— Start —

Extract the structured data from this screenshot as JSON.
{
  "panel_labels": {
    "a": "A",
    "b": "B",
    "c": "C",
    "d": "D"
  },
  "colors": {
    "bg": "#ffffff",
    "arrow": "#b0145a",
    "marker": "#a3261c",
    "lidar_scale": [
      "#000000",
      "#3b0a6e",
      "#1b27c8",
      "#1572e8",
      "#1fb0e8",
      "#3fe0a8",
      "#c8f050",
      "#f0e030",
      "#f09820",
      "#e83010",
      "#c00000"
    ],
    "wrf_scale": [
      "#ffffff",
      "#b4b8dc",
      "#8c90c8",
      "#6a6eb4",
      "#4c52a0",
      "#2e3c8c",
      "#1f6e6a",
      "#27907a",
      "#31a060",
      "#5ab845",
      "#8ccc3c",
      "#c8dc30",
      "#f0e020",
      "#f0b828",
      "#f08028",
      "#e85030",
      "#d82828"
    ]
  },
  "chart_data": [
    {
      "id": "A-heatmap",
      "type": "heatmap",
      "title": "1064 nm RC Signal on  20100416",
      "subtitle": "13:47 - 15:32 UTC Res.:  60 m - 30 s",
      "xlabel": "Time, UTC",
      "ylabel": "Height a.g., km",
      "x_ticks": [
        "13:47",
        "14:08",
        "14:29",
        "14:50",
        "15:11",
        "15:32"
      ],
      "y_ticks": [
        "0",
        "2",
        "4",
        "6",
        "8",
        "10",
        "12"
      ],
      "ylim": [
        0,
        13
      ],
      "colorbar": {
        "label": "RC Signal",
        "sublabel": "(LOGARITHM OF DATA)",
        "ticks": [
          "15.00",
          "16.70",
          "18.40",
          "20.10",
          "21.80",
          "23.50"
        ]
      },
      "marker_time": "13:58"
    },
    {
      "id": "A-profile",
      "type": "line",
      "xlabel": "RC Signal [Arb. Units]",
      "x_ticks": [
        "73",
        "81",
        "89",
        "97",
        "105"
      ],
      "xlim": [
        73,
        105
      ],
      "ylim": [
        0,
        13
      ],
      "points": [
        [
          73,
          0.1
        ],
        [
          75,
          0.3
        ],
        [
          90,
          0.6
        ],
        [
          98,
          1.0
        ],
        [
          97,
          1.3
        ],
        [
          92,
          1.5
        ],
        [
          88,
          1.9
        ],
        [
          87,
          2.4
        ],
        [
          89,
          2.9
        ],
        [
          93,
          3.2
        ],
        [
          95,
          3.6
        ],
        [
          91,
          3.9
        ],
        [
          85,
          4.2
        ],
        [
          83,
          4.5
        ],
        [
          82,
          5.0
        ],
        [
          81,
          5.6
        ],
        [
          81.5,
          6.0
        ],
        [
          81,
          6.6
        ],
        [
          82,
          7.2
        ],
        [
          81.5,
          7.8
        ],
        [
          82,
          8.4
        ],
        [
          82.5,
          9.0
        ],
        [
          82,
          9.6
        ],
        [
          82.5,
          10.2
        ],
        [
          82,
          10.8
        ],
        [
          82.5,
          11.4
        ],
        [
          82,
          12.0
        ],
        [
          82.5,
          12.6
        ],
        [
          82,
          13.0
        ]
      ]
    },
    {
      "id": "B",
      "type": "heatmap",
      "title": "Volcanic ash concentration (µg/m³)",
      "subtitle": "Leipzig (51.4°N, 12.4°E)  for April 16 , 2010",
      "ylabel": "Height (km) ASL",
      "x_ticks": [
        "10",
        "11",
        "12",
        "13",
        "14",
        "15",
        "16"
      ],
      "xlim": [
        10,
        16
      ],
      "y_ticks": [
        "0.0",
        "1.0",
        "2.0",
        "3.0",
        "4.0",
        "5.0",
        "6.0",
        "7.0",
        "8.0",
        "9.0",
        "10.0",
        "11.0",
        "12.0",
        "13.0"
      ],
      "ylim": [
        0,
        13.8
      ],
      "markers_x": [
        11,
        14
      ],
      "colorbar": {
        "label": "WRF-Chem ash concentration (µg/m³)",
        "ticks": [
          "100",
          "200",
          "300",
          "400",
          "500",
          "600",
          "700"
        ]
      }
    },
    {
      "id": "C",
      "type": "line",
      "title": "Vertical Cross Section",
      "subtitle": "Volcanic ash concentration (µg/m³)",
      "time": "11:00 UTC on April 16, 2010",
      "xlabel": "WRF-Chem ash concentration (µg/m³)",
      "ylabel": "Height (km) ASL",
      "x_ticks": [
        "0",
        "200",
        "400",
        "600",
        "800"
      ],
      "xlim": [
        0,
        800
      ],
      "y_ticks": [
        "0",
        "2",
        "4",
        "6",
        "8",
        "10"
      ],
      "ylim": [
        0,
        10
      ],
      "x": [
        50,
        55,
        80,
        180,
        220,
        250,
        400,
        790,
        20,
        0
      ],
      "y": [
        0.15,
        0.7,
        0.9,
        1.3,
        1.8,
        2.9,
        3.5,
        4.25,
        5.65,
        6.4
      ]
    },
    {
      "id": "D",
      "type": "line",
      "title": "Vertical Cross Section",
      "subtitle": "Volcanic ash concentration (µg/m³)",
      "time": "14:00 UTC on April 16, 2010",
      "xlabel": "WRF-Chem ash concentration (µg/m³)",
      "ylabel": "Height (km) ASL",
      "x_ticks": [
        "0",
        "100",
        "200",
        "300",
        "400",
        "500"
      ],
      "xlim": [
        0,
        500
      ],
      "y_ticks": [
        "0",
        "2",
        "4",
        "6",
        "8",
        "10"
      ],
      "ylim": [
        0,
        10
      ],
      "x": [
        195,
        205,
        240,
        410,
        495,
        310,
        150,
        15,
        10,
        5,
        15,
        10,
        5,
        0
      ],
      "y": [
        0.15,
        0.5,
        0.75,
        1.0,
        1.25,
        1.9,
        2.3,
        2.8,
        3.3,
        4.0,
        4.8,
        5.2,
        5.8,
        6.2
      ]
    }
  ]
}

— End —

DIRECTIONS:
How many lines of these entries contain the string "subtitle"? Reply with the number alone.

THE SOLUTION:
4